Return exactly the lines of the entries that start at the line containing "Extract all the data from this chart as JSON." and continue to the last line. Omit the pictures.

# Start of EXERCISE INPUTS

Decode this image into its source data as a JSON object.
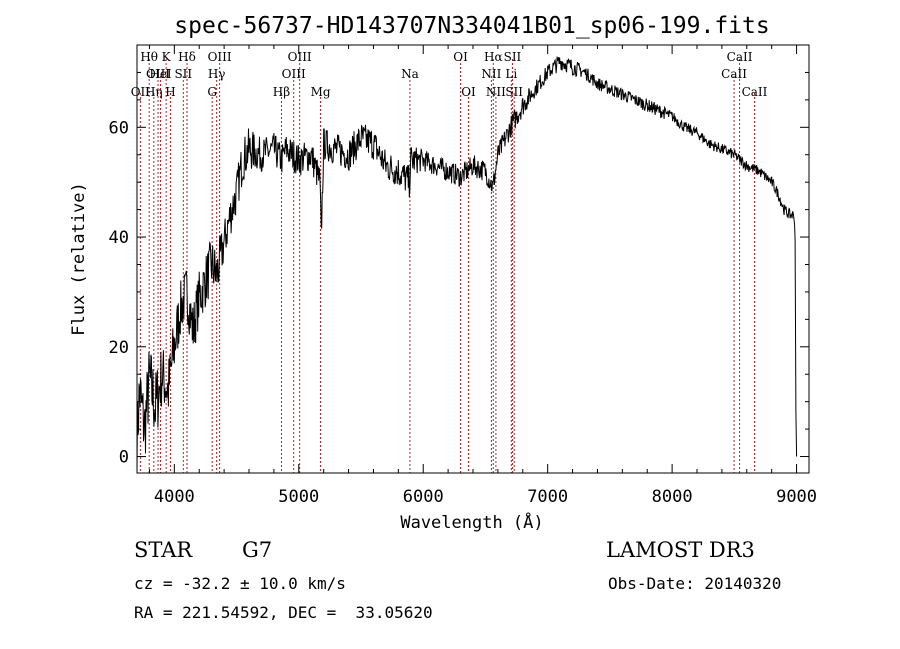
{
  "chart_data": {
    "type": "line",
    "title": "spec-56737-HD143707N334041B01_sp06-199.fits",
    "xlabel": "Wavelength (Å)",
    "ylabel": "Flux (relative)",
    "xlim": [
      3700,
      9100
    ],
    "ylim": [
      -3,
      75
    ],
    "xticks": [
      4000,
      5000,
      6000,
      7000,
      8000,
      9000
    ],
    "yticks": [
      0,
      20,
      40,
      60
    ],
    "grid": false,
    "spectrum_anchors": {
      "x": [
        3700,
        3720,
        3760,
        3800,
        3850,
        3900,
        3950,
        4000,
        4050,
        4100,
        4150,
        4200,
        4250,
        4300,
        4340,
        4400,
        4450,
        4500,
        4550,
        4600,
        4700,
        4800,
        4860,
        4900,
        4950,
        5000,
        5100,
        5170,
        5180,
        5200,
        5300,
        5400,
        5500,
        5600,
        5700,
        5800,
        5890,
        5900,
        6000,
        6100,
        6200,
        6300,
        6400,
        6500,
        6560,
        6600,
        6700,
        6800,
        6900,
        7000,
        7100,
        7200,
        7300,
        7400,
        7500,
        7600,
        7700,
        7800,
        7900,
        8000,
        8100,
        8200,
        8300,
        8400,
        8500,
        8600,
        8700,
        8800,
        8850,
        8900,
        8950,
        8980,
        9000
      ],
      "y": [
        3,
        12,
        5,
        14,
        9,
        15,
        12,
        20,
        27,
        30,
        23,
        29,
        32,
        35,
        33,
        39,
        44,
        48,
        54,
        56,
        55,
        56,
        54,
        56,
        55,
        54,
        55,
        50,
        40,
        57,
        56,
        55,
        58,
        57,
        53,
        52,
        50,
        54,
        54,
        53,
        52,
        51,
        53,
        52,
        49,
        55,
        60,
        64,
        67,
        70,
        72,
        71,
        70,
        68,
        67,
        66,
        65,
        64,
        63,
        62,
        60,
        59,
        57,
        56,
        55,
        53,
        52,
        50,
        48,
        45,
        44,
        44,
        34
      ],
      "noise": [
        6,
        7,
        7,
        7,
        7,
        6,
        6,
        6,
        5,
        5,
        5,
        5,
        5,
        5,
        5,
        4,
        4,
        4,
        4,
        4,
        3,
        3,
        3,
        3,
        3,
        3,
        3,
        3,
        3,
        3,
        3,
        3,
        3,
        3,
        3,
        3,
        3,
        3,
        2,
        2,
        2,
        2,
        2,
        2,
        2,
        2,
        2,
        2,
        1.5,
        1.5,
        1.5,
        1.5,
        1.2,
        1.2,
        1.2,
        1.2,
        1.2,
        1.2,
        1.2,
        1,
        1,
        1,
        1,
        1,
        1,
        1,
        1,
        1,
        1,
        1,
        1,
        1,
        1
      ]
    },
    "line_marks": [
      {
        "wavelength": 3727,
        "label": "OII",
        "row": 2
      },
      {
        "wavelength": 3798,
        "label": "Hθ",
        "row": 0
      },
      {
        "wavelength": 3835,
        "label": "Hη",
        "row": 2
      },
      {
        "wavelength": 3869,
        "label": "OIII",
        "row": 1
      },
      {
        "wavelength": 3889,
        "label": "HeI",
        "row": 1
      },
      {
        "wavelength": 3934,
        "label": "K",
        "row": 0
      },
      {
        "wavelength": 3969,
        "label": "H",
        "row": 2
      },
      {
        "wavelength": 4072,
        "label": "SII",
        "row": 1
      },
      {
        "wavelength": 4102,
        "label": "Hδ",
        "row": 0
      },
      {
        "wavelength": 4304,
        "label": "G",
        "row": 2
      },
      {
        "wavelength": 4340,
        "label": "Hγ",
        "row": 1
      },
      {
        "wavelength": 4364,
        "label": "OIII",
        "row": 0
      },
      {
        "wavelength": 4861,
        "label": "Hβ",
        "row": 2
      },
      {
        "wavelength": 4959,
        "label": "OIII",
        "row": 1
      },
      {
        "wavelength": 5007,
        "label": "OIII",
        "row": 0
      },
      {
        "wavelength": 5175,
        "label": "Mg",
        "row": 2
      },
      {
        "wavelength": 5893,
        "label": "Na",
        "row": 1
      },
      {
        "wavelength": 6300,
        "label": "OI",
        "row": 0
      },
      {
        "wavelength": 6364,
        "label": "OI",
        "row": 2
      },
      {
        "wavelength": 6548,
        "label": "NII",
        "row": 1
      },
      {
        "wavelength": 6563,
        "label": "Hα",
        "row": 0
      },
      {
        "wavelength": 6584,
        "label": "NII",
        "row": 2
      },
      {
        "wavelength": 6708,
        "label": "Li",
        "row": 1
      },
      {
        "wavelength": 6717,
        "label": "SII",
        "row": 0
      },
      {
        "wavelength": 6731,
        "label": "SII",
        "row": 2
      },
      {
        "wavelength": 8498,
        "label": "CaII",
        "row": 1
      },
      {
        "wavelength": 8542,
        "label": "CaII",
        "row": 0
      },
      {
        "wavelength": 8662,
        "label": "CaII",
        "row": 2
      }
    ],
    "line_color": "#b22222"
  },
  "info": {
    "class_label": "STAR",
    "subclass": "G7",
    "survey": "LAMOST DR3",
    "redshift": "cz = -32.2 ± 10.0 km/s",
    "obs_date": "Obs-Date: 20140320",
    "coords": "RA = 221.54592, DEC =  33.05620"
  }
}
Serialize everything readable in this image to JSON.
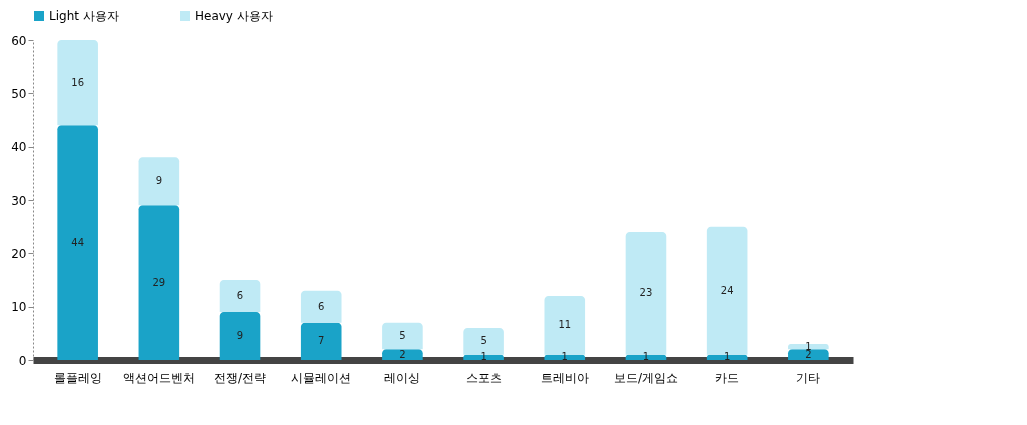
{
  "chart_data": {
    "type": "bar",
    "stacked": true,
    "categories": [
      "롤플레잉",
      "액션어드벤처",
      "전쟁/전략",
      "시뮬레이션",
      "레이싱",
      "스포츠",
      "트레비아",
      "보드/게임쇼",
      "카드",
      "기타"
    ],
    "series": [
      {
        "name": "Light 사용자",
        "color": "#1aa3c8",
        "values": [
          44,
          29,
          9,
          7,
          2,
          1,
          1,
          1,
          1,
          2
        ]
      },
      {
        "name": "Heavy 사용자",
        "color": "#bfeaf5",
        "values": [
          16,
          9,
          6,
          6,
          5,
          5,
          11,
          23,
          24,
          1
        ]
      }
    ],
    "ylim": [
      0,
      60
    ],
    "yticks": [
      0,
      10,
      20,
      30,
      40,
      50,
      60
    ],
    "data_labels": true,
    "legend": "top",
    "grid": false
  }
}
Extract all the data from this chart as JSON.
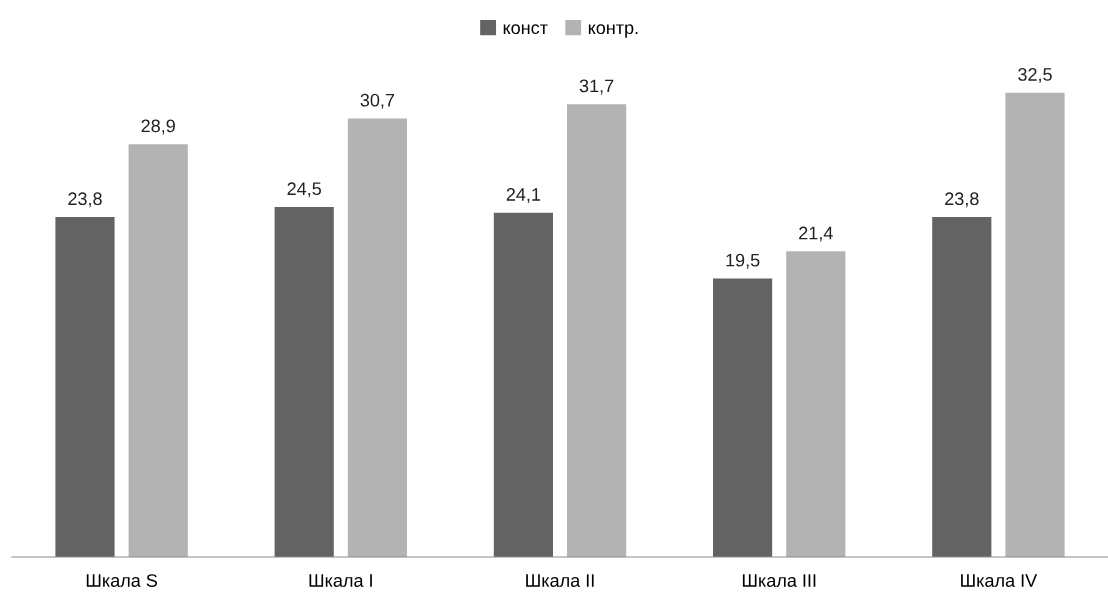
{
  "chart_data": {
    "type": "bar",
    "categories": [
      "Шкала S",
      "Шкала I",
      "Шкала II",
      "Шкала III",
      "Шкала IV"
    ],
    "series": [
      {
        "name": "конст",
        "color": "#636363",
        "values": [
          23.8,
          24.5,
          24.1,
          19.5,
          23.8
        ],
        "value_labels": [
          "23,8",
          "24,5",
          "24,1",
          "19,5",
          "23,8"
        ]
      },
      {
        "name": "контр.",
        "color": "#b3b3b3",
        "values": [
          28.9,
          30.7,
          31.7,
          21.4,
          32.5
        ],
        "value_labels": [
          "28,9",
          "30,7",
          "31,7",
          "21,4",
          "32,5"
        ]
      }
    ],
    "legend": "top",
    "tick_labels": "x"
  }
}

# End of EXERCISE INPUTS

> ANSWER TO THE TASK
Extract all the data from this chart as JSON.
{
  "chart_data": {
    "type": "bar",
    "categories": [
      "Шкала S",
      "Шкала I",
      "Шкала II",
      "Шкала III",
      "Шкала IV"
    ],
    "series": [
      {
        "name": "конст",
        "color": "#636363",
        "values": [
          23.8,
          24.5,
          24.1,
          19.5,
          23.8
        ],
        "value_labels": [
          "23,8",
          "24,5",
          "24,1",
          "19,5",
          "23,8"
        ]
      },
      {
        "name": "контр.",
        "color": "#b3b3b3",
        "values": [
          28.9,
          30.7,
          31.7,
          21.4,
          32.5
        ],
        "value_labels": [
          "28,9",
          "30,7",
          "31,7",
          "21,4",
          "32,5"
        ]
      }
    ],
    "legend": "top",
    "tick_labels": "x"
  }
}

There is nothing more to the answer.